**Exercise task**
Locate the line containing "Read this page and output its text content." in the material below; repeat it and every line after it, exactly as written.

___

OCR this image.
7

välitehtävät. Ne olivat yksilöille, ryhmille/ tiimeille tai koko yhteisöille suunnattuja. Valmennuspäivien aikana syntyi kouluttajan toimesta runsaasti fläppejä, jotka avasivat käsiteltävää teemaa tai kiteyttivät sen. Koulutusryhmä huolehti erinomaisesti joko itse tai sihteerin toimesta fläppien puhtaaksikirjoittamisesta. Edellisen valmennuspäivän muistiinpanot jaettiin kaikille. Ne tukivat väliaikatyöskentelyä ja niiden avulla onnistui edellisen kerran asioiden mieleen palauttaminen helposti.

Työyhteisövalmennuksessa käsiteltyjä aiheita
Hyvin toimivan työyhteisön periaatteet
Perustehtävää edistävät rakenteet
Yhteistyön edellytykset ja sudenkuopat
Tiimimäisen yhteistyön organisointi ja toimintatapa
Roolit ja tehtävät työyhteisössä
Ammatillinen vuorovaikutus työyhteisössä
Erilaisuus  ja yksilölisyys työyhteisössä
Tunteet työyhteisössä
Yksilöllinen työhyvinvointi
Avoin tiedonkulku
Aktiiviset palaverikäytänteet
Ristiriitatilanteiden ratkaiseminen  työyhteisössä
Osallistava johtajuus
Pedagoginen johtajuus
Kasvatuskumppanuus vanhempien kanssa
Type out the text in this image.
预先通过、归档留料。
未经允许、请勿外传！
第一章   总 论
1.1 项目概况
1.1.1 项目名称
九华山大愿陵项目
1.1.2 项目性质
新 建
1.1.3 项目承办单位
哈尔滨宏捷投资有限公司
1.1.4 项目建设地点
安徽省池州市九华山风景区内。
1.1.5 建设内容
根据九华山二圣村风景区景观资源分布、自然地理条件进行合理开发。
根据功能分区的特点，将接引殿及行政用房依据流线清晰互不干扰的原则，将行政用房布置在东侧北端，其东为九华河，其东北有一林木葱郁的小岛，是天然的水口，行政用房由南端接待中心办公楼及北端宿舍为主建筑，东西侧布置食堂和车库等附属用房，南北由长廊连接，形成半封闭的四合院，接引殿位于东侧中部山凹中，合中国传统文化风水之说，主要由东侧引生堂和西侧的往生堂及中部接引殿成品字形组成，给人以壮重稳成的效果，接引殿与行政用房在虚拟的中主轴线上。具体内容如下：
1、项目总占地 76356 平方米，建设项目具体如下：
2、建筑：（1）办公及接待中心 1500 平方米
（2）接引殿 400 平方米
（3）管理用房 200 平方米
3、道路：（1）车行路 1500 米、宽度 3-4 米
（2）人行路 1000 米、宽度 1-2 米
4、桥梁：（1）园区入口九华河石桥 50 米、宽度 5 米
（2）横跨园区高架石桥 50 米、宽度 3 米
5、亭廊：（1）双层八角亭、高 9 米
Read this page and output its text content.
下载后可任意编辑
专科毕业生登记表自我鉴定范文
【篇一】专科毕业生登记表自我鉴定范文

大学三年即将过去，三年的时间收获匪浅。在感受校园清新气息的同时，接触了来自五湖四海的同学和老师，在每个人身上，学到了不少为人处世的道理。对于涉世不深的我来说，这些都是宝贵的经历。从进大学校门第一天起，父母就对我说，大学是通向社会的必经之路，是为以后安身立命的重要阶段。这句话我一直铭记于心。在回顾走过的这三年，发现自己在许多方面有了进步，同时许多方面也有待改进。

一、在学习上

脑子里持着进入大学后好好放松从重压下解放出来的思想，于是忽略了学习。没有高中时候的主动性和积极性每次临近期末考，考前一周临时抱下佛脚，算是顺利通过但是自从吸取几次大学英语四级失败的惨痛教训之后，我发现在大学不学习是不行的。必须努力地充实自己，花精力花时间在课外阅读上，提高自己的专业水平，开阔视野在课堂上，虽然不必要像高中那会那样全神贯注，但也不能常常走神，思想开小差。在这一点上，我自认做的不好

___

**Solution to the problem**
Read this page and output its text content.
下载后可任意编辑
专科毕业生登记表自我鉴定范文
【篇一】专科毕业生登记表自我鉴定范文

大学三年即将过去，三年的时间收获匪浅。在感受校园清新气息的同时，接触了来自五湖四海的同学和老师，在每个人身上，学到了不少为人处世的道理。对于涉世不深的我来说，这些都是宝贵的经历。从进大学校门第一天起，父母就对我说，大学是通向社会的必经之路，是为以后安身立命的重要阶段。这句话我一直铭记于心。在回顾走过的这三年，发现自己在许多方面有了进步，同时许多方面也有待改进。

一、在学习上

脑子里持着进入大学后好好放松从重压下解放出来的思想，于是忽略了学习。没有高中时候的主动性和积极性每次临近期末考，考前一周临时抱下佛脚，算是顺利通过但是自从吸取几次大学英语四级失败的惨痛教训之后，我发现在大学不学习是不行的。必须努力地充实自己，花精力花时间在课外阅读上，提高自己的专业水平，开阔视野在课堂上，虽然不必要像高中那会那样全神贯注，但也不能常常走神，思想开小差。在这一点上，我自认做的不好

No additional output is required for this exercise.